— Start of MATERIALS PROVIDED —

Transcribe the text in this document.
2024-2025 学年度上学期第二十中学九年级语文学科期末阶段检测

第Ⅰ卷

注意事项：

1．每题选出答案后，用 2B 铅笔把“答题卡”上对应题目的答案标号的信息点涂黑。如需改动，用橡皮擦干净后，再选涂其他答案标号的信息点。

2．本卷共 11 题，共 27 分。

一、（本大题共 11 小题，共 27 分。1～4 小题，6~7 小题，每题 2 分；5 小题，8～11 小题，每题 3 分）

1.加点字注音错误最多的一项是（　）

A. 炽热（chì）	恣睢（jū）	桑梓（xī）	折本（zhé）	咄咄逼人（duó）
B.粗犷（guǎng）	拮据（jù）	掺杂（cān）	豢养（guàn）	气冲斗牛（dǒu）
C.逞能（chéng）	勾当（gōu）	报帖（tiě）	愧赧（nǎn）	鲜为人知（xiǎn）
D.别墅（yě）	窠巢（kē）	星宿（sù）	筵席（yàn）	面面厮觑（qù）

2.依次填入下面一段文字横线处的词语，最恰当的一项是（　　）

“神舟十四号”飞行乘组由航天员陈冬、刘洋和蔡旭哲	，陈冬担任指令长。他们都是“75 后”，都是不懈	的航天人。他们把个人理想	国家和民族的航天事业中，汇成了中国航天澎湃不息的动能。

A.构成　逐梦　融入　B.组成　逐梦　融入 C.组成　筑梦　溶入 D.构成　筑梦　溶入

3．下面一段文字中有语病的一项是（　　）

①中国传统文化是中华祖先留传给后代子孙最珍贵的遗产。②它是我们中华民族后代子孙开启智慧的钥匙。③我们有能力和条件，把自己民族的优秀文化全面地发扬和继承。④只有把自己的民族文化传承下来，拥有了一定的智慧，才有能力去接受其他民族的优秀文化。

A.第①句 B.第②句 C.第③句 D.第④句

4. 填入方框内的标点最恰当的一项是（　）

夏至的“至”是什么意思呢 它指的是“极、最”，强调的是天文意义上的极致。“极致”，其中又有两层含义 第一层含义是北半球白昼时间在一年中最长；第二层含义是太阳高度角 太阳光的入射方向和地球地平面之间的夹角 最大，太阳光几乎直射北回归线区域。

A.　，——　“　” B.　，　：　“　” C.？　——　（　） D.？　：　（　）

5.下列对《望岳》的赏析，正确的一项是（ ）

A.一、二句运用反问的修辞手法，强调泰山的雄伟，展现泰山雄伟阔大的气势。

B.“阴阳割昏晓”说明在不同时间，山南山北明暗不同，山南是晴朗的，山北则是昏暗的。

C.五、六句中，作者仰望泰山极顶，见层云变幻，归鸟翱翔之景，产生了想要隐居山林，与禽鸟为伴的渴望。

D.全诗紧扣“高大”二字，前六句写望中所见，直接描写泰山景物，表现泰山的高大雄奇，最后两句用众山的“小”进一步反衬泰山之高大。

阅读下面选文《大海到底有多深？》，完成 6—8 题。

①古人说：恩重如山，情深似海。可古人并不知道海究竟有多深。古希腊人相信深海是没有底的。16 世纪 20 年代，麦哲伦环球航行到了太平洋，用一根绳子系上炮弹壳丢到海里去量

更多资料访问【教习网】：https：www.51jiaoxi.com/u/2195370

— End of MATERIALS PROVIDED —

• _WHAT THE EXERCISE ASKS_
Copy out the whole listing exactly; please set it all down.

• _RESPONSE TO THE TASK_
Transcribe the text in this document.
2024-2025 学年度上学期第二十中学九年级语文学科期末阶段检测

第Ⅰ卷

注意事项：

1．每题选出答案后，用 2B 铅笔把“答题卡”上对应题目的答案标号的信息点涂黑。如需改动，用橡皮擦干净后，再选涂其他答案标号的信息点。

2．本卷共 11 题，共 27 分。

一、（本大题共 11 小题，共 27 分。1～4 小题，6~7 小题，每题 2 分；5 小题，8～11 小题，每题 3 分）

1.加点字注音错误最多的一项是（　）

A. 炽热（chì）	恣睢（jū）	桑梓（xī）	折本（zhé）	咄咄逼人（duó）
B.粗犷（guǎng）	拮据（jù）	掺杂（cān）	豢养（guàn）	气冲斗牛（dǒu）
C.逞能（chéng）	勾当（gōu）	报帖（tiě）	愧赧（nǎn）	鲜为人知（xiǎn）
D.别墅（yě）	窠巢（kē）	星宿（sù）	筵席（yàn）	面面厮觑（qù）

2.依次填入下面一段文字横线处的词语，最恰当的一项是（　　）

“神舟十四号”飞行乘组由航天员陈冬、刘洋和蔡旭哲	，陈冬担任指令长。他们都是“75 后”，都是不懈	的航天人。他们把个人理想	国家和民族的航天事业中，汇成了中国航天澎湃不息的动能。

A.构成　逐梦　融入　B.组成　逐梦　融入 C.组成　筑梦　溶入 D.构成　筑梦　溶入

3．下面一段文字中有语病的一项是（　　）

①中国传统文化是中华祖先留传给后代子孙最珍贵的遗产。②它是我们中华民族后代子孙开启智慧的钥匙。③我们有能力和条件，把自己民族的优秀文化全面地发扬和继承。④只有把自己的民族文化传承下来，拥有了一定的智慧，才有能力去接受其他民族的优秀文化。

A.第①句 B.第②句 C.第③句 D.第④句

4. 填入方框内的标点最恰当的一项是（　）

夏至的“至”是什么意思呢 它指的是“极、最”，强调的是天文意义上的极致。“极致”，其中又有两层含义 第一层含义是北半球白昼时间在一年中最长；第二层含义是太阳高度角 太阳光的入射方向和地球地平面之间的夹角 最大，太阳光几乎直射北回归线区域。

A.　，——　“　” B.　，　：　“　” C.？　——　（　） D.？　：　（　）

5.下列对《望岳》的赏析，正确的一项是（ ）

A.一、二句运用反问的修辞手法，强调泰山的雄伟，展现泰山雄伟阔大的气势。

B.“阴阳割昏晓”说明在不同时间，山南山北明暗不同，山南是晴朗的，山北则是昏暗的。

C.五、六句中，作者仰望泰山极顶，见层云变幻，归鸟翱翔之景，产生了想要隐居山林，与禽鸟为伴的渴望。

D.全诗紧扣“高大”二字，前六句写望中所见，直接描写泰山景物，表现泰山的高大雄奇，最后两句用众山的“小”进一步反衬泰山之高大。

阅读下面选文《大海到底有多深？》，完成 6—8 题。

①古人说：恩重如山，情深似海。可古人并不知道海究竟有多深。古希腊人相信深海是没有底的。16 世纪 20 年代，麦哲伦环球航行到了太平洋，用一根绳子系上炮弹壳丢到海里去量

更多资料访问【教习网】：https：www.51jiaoxi.com/u/2195370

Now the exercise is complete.